Go through the data below. Pull out every line that has the word "start".

### Dataset excerpts
----------------------------------------

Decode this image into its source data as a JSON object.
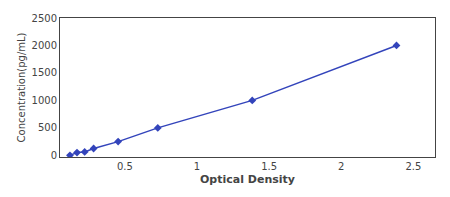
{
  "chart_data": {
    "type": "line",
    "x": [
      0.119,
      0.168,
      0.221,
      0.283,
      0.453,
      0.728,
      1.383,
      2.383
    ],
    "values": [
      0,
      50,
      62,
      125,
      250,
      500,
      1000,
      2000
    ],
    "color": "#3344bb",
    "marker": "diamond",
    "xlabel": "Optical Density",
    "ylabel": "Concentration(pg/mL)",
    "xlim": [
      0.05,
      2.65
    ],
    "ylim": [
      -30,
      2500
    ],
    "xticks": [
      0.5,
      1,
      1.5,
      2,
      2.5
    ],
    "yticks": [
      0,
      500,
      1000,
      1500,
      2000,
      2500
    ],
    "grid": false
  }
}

----------------------------------------

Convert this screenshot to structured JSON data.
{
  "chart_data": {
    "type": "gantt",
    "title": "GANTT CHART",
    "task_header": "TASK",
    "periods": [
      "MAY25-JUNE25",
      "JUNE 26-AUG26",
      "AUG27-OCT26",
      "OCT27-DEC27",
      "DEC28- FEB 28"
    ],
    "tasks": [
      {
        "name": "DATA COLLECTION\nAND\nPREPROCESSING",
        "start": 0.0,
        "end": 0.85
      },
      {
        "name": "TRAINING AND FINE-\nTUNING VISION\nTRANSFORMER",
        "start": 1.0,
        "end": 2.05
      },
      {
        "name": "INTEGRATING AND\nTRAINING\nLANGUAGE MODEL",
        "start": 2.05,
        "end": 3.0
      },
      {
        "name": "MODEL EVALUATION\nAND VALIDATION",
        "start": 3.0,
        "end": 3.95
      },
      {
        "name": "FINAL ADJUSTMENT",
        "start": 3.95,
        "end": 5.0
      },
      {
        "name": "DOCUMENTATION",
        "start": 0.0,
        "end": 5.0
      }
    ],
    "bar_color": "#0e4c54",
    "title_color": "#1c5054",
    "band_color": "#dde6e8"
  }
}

----------------------------------------

### Exercise solution
        "start": 0.0,
        "start": 1.0,
        "start": 2.05,
        "start": 3.0,
        "start": 3.95,
        "start": 0.0,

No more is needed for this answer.